Your objective: All of the records below need to be copied exactly.

########################################

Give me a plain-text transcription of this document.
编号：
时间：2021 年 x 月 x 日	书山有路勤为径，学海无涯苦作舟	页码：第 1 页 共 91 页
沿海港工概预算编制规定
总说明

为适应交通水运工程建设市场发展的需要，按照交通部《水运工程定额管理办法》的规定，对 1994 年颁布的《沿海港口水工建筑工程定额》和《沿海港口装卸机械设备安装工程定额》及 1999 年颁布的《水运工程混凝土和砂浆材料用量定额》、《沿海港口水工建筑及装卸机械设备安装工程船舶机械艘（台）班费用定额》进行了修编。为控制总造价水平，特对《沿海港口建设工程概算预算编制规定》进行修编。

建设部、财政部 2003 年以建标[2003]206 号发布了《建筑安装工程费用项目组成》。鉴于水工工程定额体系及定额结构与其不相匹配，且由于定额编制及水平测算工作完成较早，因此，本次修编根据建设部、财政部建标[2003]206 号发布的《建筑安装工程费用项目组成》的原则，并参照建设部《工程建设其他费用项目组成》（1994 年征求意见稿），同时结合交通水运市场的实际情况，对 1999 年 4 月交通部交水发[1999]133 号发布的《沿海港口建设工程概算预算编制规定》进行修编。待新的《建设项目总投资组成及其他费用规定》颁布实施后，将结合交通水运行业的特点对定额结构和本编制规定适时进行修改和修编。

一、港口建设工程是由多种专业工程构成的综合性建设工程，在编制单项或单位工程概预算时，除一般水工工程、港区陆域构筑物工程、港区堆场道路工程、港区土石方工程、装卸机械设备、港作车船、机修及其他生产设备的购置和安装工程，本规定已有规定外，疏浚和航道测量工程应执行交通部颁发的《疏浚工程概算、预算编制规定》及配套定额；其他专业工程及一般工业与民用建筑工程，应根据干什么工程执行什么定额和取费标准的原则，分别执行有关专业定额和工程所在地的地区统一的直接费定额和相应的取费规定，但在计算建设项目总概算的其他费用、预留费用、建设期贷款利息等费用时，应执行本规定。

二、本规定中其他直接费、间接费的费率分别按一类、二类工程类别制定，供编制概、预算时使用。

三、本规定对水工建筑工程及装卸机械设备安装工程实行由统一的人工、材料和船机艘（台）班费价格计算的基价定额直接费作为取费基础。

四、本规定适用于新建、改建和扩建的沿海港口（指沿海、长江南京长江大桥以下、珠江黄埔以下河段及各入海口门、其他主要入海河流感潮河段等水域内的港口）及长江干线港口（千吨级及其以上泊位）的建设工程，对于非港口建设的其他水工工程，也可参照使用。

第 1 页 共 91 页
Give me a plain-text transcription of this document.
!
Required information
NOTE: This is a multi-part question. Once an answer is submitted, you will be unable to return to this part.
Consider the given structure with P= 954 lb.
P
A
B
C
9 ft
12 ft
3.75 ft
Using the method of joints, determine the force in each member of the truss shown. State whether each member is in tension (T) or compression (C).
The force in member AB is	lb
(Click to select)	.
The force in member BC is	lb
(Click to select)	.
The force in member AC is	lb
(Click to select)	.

########################################

Solution to the problem:
Give me a plain-text transcription of this document.
编号：
时间：2021 年 x 月 x 日	书山有路勤为径，学海无涯苦作舟	页码：第 1 页 共 91 页
沿海港工概预算编制规定
总说明

为适应交通水运工程建设市场发展的需要，按照交通部《水运工程定额管理办法》的规定，对 1994 年颁布的《沿海港口水工建筑工程定额》和《沿海港口装卸机械设备安装工程定额》及 1999 年颁布的《水运工程混凝土和砂浆材料用量定额》、《沿海港口水工建筑及装卸机械设备安装工程船舶机械艘（台）班费用定额》进行了修编。为控制总造价水平，特对《沿海港口建设工程概算预算编制规定》进行修编。

建设部、财政部 2003 年以建标[2003]206 号发布了《建筑安装工程费用项目组成》。鉴于水工工程定额体系及定额结构与其不相匹配，且由于定额编制及水平测算工作完成较早，因此，本次修编根据建设部、财政部建标[2003]206 号发布的《建筑安装工程费用项目组成》的原则，并参照建设部《工程建设其他费用项目组成》（1994 年征求意见稿），同时结合交通水运市场的实际情况，对 1999 年 4 月交通部交水发[1999]133 号发布的《沿海港口建设工程概算预算编制规定》进行修编。待新的《建设项目总投资组成及其他费用规定》颁布实施后，将结合交通水运行业的特点对定额结构和本编制规定适时进行修改和修编。

一、港口建设工程是由多种专业工程构成的综合性建设工程，在编制单项或单位工程概预算时，除一般水工工程、港区陆域构筑物工程、港区堆场道路工程、港区土石方工程、装卸机械设备、港作车船、机修及其他生产设备的购置和安装工程，本规定已有规定外，疏浚和航道测量工程应执行交通部颁发的《疏浚工程概算、预算编制规定》及配套定额；其他专业工程及一般工业与民用建筑工程，应根据干什么工程执行什么定额和取费标准的原则，分别执行有关专业定额和工程所在地的地区统一的直接费定额和相应的取费规定，但在计算建设项目总概算的其他费用、预留费用、建设期贷款利息等费用时，应执行本规定。

二、本规定中其他直接费、间接费的费率分别按一类、二类工程类别制定，供编制概、预算时使用。

三、本规定对水工建筑工程及装卸机械设备安装工程实行由统一的人工、材料和船机艘（台）班费价格计算的基价定额直接费作为取费基础。

四、本规定适用于新建、改建和扩建的沿海港口（指沿海、长江南京长江大桥以下、珠江黄埔以下河段及各入海口门、其他主要入海河流感潮河段等水域内的港口）及长江干线港口（千吨级及其以上泊位）的建设工程，对于非港口建设的其他水工工程，也可参照使用。

第 1 页 共 91 页
Give me a plain-text transcription of this document.
!
Required information
NOTE: This is a multi-part question. Once an answer is submitted, you will be unable to return to this part.
Consider the given structure with P= 954 lb.
P
A
B
C
9 ft
12 ft
3.75 ft
Using the method of joints, determine the force in each member of the truss shown. State whether each member is in tension (T) or compression (C).
The force in member AB is	lb
(Click to select)	.
The force in member BC is	lb
(Click to select)	.
The force in member AC is	lb
(Click to select)	.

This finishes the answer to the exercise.